## Task goal
Search the data for the word "name" and copy every line that contains it.

[Dataset items]
★ ★ ★

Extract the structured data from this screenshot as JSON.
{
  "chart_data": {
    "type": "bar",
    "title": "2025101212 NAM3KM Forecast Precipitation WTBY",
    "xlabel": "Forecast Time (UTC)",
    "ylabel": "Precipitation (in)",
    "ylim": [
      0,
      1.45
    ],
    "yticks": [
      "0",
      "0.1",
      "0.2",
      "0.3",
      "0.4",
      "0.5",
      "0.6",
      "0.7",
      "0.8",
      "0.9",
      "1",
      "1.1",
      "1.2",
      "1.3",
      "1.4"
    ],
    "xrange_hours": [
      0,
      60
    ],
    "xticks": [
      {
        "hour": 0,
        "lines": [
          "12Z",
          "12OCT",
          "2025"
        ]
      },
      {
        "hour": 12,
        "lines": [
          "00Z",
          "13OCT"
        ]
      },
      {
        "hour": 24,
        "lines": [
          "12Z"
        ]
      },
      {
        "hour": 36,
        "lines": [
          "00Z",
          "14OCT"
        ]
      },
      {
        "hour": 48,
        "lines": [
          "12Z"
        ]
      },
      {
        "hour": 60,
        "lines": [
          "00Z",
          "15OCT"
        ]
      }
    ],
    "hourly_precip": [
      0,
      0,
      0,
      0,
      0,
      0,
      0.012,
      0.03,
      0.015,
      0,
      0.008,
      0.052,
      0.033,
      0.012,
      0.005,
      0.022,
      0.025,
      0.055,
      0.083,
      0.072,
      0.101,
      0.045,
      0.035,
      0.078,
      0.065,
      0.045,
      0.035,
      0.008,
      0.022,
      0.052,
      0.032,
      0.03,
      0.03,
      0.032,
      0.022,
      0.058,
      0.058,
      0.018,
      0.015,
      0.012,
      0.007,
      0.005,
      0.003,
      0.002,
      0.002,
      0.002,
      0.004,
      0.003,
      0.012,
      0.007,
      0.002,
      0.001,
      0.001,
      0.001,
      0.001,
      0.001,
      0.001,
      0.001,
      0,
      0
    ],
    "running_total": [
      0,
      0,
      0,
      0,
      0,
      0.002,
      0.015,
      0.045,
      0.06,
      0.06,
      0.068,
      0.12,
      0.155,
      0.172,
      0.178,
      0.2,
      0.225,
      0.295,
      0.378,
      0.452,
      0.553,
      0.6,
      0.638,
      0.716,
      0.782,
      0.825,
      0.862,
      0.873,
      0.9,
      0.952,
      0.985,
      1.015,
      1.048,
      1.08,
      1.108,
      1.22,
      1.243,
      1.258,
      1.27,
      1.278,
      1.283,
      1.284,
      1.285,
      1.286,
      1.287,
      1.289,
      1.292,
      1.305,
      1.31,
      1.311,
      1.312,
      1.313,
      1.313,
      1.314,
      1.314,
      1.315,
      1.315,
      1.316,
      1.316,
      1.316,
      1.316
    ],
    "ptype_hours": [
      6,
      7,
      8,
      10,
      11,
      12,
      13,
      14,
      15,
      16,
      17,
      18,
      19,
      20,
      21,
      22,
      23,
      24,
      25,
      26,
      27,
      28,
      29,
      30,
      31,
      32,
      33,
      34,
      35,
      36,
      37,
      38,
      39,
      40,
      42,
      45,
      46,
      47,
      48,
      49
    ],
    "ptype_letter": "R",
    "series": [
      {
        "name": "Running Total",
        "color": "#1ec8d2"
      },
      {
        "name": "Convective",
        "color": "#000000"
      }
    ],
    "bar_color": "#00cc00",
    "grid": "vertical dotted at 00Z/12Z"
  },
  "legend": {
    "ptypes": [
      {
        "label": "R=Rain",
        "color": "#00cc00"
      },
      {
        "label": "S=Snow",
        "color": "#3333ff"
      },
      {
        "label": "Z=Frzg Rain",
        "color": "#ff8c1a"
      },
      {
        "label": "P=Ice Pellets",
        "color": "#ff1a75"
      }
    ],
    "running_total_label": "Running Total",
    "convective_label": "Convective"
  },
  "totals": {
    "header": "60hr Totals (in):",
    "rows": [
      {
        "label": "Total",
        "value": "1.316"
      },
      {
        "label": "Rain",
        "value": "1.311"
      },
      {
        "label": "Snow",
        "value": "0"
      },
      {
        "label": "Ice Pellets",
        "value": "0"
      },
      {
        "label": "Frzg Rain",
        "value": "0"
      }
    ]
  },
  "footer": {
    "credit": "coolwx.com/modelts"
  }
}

★ ★ ★

## Full output
        "name": "Running Total",
        "name": "Convective",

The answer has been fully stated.